# Raw records

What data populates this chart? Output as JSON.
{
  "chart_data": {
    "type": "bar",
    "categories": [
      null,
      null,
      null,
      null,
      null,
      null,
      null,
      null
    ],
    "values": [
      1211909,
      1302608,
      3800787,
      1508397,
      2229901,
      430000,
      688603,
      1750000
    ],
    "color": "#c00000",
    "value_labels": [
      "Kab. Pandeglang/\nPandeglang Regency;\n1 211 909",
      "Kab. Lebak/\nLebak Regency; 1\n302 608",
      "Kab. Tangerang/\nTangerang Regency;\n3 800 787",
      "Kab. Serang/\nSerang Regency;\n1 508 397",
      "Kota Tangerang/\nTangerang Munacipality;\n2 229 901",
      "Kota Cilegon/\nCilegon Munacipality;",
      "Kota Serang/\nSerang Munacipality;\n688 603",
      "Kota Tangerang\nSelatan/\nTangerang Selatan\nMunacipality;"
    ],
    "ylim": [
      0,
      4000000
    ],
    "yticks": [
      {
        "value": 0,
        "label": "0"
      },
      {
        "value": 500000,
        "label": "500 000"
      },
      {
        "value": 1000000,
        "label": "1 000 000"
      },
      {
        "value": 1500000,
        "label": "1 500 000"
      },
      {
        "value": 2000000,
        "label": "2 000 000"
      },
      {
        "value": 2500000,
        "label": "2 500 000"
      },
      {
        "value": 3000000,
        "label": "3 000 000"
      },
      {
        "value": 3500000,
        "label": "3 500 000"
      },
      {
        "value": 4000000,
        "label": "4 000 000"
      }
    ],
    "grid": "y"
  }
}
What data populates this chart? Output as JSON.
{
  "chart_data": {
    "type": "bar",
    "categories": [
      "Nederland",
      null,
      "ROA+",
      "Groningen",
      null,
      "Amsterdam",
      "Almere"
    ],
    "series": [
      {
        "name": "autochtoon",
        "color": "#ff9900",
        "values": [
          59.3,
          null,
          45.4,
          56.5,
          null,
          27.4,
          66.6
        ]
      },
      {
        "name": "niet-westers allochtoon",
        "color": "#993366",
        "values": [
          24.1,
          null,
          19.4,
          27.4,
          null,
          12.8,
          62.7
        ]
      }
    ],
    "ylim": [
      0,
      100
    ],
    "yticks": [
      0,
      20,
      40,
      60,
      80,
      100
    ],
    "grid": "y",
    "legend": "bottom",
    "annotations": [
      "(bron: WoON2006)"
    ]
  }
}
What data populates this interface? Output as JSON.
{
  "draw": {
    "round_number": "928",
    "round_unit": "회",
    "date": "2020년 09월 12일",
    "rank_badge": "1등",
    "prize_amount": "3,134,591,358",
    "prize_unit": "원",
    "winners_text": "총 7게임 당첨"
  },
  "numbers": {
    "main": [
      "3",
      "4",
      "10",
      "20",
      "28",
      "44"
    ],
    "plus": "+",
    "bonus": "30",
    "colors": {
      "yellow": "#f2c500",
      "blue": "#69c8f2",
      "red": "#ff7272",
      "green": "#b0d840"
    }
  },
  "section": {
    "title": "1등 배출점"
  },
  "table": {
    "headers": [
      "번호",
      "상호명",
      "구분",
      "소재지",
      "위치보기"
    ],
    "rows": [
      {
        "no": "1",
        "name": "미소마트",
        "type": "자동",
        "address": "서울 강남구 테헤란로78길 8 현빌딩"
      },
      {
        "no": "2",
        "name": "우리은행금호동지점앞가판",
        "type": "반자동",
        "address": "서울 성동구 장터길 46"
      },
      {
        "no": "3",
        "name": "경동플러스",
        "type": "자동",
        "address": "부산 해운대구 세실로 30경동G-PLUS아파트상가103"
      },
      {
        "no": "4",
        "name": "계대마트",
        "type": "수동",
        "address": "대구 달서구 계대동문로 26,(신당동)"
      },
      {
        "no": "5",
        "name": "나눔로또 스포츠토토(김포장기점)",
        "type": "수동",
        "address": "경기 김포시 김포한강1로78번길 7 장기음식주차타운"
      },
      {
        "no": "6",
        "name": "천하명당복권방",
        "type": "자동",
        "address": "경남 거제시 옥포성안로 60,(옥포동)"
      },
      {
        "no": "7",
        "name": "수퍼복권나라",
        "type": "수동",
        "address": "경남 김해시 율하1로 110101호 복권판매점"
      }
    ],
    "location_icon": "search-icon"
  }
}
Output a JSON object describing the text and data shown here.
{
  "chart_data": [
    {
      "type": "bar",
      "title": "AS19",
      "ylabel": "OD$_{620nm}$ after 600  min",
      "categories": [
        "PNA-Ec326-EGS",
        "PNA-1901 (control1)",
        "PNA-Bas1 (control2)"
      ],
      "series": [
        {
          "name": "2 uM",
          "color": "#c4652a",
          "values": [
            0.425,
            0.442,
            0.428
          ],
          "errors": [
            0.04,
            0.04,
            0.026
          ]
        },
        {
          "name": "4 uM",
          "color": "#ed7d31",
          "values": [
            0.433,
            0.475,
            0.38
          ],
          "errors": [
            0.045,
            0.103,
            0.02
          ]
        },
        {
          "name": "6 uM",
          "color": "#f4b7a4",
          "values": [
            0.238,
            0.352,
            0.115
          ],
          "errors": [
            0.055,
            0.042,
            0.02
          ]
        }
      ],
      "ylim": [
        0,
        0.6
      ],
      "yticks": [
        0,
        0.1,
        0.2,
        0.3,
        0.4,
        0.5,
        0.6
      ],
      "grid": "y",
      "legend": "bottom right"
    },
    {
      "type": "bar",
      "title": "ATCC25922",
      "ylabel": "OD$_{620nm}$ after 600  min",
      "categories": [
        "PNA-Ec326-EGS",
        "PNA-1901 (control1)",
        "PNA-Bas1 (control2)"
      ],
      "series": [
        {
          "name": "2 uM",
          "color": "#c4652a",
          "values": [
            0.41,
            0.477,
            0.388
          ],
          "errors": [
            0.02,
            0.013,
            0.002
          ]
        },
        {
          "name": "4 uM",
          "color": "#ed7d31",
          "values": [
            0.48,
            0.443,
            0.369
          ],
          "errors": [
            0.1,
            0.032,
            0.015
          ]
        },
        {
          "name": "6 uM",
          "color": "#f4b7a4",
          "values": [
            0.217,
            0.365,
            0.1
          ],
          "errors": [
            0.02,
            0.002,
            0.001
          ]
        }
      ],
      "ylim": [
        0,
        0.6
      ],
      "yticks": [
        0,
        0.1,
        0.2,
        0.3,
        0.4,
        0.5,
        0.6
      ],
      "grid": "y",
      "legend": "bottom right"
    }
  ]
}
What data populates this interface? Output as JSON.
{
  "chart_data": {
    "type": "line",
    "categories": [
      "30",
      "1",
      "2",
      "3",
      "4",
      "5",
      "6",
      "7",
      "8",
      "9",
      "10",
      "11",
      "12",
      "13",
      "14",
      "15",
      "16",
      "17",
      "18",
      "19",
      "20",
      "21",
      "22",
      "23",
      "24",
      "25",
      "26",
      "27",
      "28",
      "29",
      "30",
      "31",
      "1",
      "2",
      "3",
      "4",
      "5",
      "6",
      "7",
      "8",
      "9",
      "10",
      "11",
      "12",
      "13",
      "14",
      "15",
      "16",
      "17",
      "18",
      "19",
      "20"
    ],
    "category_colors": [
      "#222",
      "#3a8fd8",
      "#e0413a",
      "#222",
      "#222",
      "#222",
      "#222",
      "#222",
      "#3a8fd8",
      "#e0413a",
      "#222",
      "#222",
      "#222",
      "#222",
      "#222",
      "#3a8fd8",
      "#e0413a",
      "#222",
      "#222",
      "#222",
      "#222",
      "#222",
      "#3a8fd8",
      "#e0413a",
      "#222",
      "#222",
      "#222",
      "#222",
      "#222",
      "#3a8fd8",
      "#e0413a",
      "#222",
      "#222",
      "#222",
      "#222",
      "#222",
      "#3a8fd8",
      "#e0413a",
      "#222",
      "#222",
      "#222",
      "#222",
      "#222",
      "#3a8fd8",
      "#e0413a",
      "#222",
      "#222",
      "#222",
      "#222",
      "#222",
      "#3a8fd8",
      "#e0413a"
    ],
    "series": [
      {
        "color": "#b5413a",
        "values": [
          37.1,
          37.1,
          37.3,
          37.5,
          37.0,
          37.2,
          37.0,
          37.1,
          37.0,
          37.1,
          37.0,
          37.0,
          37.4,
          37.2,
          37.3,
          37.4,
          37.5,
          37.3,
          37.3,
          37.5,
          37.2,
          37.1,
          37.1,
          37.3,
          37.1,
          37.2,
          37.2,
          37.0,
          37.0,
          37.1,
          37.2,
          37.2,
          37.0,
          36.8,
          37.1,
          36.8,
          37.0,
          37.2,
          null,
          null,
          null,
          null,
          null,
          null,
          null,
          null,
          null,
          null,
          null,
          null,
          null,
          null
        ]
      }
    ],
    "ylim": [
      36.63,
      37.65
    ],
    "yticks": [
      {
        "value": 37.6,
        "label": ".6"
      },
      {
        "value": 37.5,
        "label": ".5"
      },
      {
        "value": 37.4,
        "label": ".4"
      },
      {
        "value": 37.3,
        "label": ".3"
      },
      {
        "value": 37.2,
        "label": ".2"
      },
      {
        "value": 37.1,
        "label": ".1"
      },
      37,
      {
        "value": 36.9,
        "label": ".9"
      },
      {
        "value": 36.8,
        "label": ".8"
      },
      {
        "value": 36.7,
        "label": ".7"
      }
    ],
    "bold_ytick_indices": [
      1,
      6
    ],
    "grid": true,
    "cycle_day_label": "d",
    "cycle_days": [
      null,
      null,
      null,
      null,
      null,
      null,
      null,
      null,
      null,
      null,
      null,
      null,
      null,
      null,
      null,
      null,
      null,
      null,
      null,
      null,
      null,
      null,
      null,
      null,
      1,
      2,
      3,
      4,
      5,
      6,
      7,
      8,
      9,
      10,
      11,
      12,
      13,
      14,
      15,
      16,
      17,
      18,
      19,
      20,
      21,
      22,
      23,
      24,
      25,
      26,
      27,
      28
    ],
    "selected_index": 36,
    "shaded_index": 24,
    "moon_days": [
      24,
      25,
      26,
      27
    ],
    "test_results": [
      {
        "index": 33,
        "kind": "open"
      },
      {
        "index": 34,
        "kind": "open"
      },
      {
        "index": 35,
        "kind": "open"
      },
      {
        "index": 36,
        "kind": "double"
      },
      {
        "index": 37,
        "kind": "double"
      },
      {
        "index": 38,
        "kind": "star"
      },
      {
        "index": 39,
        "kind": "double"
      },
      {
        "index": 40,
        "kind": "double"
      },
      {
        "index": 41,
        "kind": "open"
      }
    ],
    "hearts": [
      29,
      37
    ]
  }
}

# Short problem
Say how many lines in the entries contain the string "nTangerang", and leave out everything else.

# Complete response
3